Extracted records
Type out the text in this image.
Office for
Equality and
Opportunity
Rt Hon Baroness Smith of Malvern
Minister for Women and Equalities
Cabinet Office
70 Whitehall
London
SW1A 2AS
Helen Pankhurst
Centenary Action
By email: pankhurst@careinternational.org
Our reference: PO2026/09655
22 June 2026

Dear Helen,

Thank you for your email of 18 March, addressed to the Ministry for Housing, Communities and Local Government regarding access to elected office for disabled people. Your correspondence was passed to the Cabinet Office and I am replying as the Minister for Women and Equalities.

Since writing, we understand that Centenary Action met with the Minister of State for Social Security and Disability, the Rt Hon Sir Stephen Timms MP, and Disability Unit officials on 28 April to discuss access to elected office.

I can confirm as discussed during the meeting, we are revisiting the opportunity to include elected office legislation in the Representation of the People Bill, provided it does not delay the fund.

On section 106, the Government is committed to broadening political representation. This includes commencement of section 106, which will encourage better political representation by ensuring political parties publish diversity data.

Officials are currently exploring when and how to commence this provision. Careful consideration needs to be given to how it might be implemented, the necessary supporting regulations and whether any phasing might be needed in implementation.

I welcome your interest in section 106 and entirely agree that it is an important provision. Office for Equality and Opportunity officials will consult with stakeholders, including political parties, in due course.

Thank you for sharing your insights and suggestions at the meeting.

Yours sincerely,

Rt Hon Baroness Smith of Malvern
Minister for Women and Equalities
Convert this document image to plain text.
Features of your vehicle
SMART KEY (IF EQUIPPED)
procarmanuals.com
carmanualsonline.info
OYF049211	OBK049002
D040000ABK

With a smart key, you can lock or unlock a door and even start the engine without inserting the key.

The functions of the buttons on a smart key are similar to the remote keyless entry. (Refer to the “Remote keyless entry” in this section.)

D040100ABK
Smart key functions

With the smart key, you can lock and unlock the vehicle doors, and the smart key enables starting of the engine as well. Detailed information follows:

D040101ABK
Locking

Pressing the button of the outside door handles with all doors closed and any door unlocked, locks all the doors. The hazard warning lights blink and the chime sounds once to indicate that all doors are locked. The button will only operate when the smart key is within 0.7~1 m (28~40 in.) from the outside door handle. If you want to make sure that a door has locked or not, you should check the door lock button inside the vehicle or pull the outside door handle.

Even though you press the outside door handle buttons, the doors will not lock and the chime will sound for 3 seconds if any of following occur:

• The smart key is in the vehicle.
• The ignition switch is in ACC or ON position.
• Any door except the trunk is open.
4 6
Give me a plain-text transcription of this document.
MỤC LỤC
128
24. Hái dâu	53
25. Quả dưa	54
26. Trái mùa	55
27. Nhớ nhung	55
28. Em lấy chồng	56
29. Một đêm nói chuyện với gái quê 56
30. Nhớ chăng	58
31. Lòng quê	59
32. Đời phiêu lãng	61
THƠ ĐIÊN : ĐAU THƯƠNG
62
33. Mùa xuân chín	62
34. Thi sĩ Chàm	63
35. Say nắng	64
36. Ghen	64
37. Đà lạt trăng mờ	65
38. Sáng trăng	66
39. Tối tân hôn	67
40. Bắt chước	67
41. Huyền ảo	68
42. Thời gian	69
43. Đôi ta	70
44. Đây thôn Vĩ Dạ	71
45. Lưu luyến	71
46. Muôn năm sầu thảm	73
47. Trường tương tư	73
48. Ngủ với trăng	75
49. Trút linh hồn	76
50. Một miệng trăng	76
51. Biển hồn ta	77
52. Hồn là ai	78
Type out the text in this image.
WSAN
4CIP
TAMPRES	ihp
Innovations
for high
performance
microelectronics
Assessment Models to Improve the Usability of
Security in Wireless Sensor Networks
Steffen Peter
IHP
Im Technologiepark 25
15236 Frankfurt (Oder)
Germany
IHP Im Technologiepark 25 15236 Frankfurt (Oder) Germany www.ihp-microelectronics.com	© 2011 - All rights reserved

* [The task] Write out every record verbatim.

* [Solution to the exercise]
Type out the text in this image.
Office for
Equality and
Opportunity
Rt Hon Baroness Smith of Malvern
Minister for Women and Equalities
Cabinet Office
70 Whitehall
London
SW1A 2AS
Helen Pankhurst
Centenary Action
By email: pankhurst@careinternational.org
Our reference: PO2026/09655
22 June 2026

Dear Helen,

Thank you for your email of 18 March, addressed to the Ministry for Housing, Communities and Local Government regarding access to elected office for disabled people. Your correspondence was passed to the Cabinet Office and I am replying as the Minister for Women and Equalities.

Since writing, we understand that Centenary Action met with the Minister of State for Social Security and Disability, the Rt Hon Sir Stephen Timms MP, and Disability Unit officials on 28 April to discuss access to elected office.

I can confirm as discussed during the meeting, we are revisiting the opportunity to include elected office legislation in the Representation of the People Bill, provided it does not delay the fund.

On section 106, the Government is committed to broadening political representation. This includes commencement of section 106, which will encourage better political representation by ensuring political parties publish diversity data.

Officials are currently exploring when and how to commence this provision. Careful consideration needs to be given to how it might be implemented, the necessary supporting regulations and whether any phasing might be needed in implementation.

I welcome your interest in section 106 and entirely agree that it is an important provision. Office for Equality and Opportunity officials will consult with stakeholders, including political parties, in due course.

Thank you for sharing your insights and suggestions at the meeting.

Yours sincerely,

Rt Hon Baroness Smith of Malvern
Minister for Women and Equalities
Convert this document image to plain text.
Features of your vehicle
SMART KEY (IF EQUIPPED)
procarmanuals.com
carmanualsonline.info
OYF049211	OBK049002
D040000ABK

With a smart key, you can lock or unlock a door and even start the engine without inserting the key.

The functions of the buttons on a smart key are similar to the remote keyless entry. (Refer to the “Remote keyless entry” in this section.)

D040100ABK
Smart key functions

With the smart key, you can lock and unlock the vehicle doors, and the smart key enables starting of the engine as well. Detailed information follows:

D040101ABK
Locking

Pressing the button of the outside door handles with all doors closed and any door unlocked, locks all the doors. The hazard warning lights blink and the chime sounds once to indicate that all doors are locked. The button will only operate when the smart key is within 0.7~1 m (28~40 in.) from the outside door handle. If you want to make sure that a door has locked or not, you should check the door lock button inside the vehicle or pull the outside door handle.

Even though you press the outside door handle buttons, the doors will not lock and the chime will sound for 3 seconds if any of following occur:

• The smart key is in the vehicle.
• The ignition switch is in ACC or ON position.
• Any door except the trunk is open.
4 6
Give me a plain-text transcription of this document.
MỤC LỤC
128
24. Hái dâu	53
25. Quả dưa	54
26. Trái mùa	55
27. Nhớ nhung	55
28. Em lấy chồng	56
29. Một đêm nói chuyện với gái quê 56
30. Nhớ chăng	58
31. Lòng quê	59
32. Đời phiêu lãng	61
THƠ ĐIÊN : ĐAU THƯƠNG
62
33. Mùa xuân chín	62
34. Thi sĩ Chàm	63
35. Say nắng	64
36. Ghen	64
37. Đà lạt trăng mờ	65
38. Sáng trăng	66
39. Tối tân hôn	67
40. Bắt chước	67
41. Huyền ảo	68
42. Thời gian	69
43. Đôi ta	70
44. Đây thôn Vĩ Dạ	71
45. Lưu luyến	71
46. Muôn năm sầu thảm	73
47. Trường tương tư	73
48. Ngủ với trăng	75
49. Trút linh hồn	76
50. Một miệng trăng	76
51. Biển hồn ta	77
52. Hồn là ai	78
Type out the text in this image.
WSAN
4CIP
TAMPRES	ihp
Innovations
for high
performance
microelectronics
Assessment Models to Improve the Usability of
Security in Wireless Sensor Networks
Steffen Peter
IHP
Im Technologiepark 25
15236 Frankfurt (Oder)
Germany
IHP Im Technologiepark 25 15236 Frankfurt (Oder) Germany www.ihp-microelectronics.com	© 2011 - All rights reserved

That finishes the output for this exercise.